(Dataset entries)
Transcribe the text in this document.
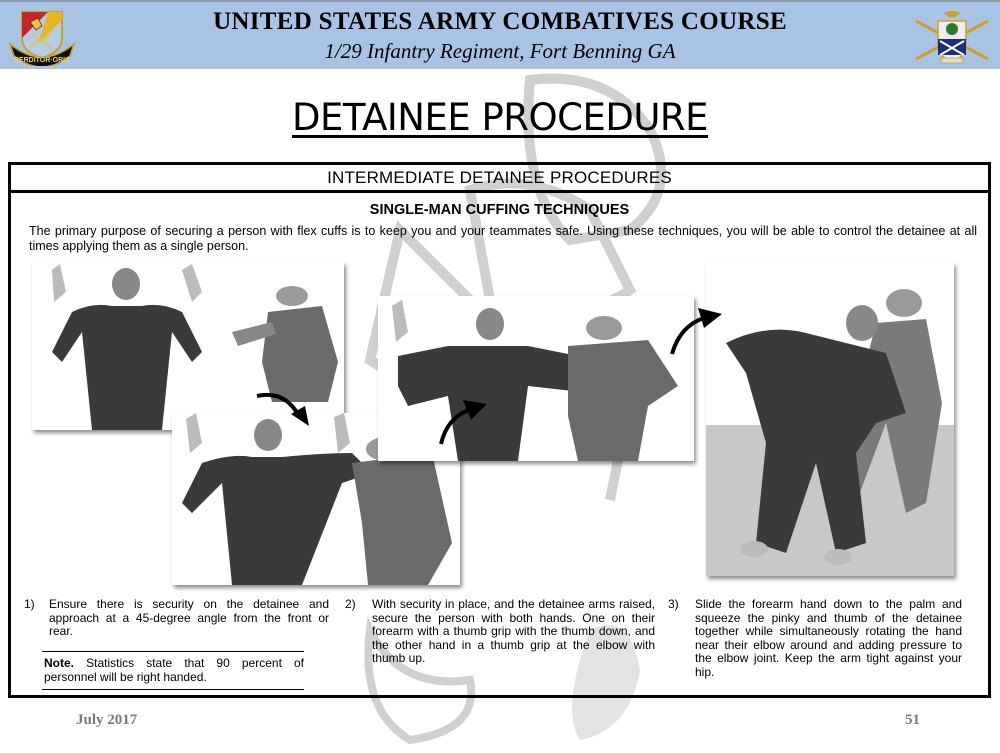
PERDITOR·ORIS
UNITED STATES ARMY COMBATIVES COURSE
1/29 Infantry Regiment, Fort Benning GA
DETAINEE PROCEDURE
INTERMEDIATE DETAINEE PROCEDURES
SINGLE-MAN CUFFING TECHNIQUES
The primary purpose of securing a person with flex cuffs is to keep you and your teammates safe. Using these techniques, you will be able to control the detainee at all times applying them as a single person.
1) Ensure there is security on the detainee and approach at a 45-degree angle from the front or rear.
2) With security in place, and the detainee arms raised, secure the person with both hands. One on their forearm with a thumb grip with the thumb down, and the other hand in a thumb grip at the elbow with thumb up.
3) Slide the forearm hand down to the palm and squeeze the pinky and thumb of the detainee together while simultaneously rotating the hand near their elbow around and adding pressure to the elbow joint. Keep the arm tight against your hip.
Note. Statistics state that 90 percent of personnel will be right handed.
July 2017	51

*What is needed*: From the material above, copy everything exactly but the pictures.

*The result*:
Transcribe the text in this document.
PERDITOR·ORIS
UNITED STATES ARMY COMBATIVES COURSE
1/29 Infantry Regiment, Fort Benning GA
DETAINEE PROCEDURE
INTERMEDIATE DETAINEE PROCEDURES
SINGLE-MAN CUFFING TECHNIQUES
The primary purpose of securing a person with flex cuffs is to keep you and your teammates safe. Using these techniques, you will be able to control the detainee at all times applying them as a single person.
1) Ensure there is security on the detainee and approach at a 45-degree angle from the front or rear.
2) With security in place, and the detainee arms raised, secure the person with both hands. One on their forearm with a thumb grip with the thumb down, and the other hand in a thumb grip at the elbow with thumb up.
3) Slide the forearm hand down to the palm and squeeze the pinky and thumb of the detainee together while simultaneously rotating the hand near their elbow around and adding pressure to the elbow joint. Keep the arm tight against your hip.
Note. Statistics state that 90 percent of personnel will be right handed.
July 2017	51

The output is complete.